**What the task requires**
Reproduce all of the data exactly, with no line skipped.

--- Start Data for the task ---

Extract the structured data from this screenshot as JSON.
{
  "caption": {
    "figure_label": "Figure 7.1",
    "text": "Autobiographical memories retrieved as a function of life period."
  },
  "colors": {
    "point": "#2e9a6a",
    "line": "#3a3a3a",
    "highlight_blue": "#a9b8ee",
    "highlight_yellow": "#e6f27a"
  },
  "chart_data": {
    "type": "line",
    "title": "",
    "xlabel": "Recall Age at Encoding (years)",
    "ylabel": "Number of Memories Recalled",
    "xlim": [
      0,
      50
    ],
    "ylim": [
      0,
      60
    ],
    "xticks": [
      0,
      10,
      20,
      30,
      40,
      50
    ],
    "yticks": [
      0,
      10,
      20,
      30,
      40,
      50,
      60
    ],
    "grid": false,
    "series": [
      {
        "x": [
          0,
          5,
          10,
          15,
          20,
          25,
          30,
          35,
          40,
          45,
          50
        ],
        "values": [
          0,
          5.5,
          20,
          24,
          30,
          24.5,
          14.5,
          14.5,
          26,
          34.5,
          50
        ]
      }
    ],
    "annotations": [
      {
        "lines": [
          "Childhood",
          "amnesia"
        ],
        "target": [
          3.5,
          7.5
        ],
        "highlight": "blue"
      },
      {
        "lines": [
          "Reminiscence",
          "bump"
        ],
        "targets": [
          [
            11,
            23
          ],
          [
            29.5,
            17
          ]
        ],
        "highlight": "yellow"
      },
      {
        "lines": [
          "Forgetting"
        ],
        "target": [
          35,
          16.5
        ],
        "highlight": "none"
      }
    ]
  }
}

--- End Data for the task ---

**Result below**
Extract the structured data from this screenshot as JSON.
{
  "caption": {
    "figure_label": "Figure 7.1",
    "text": "Autobiographical memories retrieved as a function of life period."
  },
  "colors": {
    "point": "#2e9a6a",
    "line": "#3a3a3a",
    "highlight_blue": "#a9b8ee",
    "highlight_yellow": "#e6f27a"
  },
  "chart_data": {
    "type": "line",
    "title": "",
    "xlabel": "Recall Age at Encoding (years)",
    "ylabel": "Number of Memories Recalled",
    "xlim": [
      0,
      50
    ],
    "ylim": [
      0,
      60
    ],
    "xticks": [
      0,
      10,
      20,
      30,
      40,
      50
    ],
    "yticks": [
      0,
      10,
      20,
      30,
      40,
      50,
      60
    ],
    "grid": false,
    "series": [
      {
        "x": [
          0,
          5,
          10,
          15,
          20,
          25,
          30,
          35,
          40,
          45,
          50
        ],
        "values": [
          0,
          5.5,
          20,
          24,
          30,
          24.5,
          14.5,
          14.5,
          26,
          34.5,
          50
        ]
      }
    ],
    "annotations": [
      {
        "lines": [
          "Childhood",
          "amnesia"
        ],
        "target": [
          3.5,
          7.5
        ],
        "highlight": "blue"
      },
      {
        "lines": [
          "Reminiscence",
          "bump"
        ],
        "targets": [
          [
            11,
            23
          ],
          [
            29.5,
            17
          ]
        ],
        "highlight": "yellow"
      },
      {
        "lines": [
          "Forgetting"
        ],
        "target": [
          35,
          16.5
        ],
        "highlight": "none"
      }
    ]
  }
}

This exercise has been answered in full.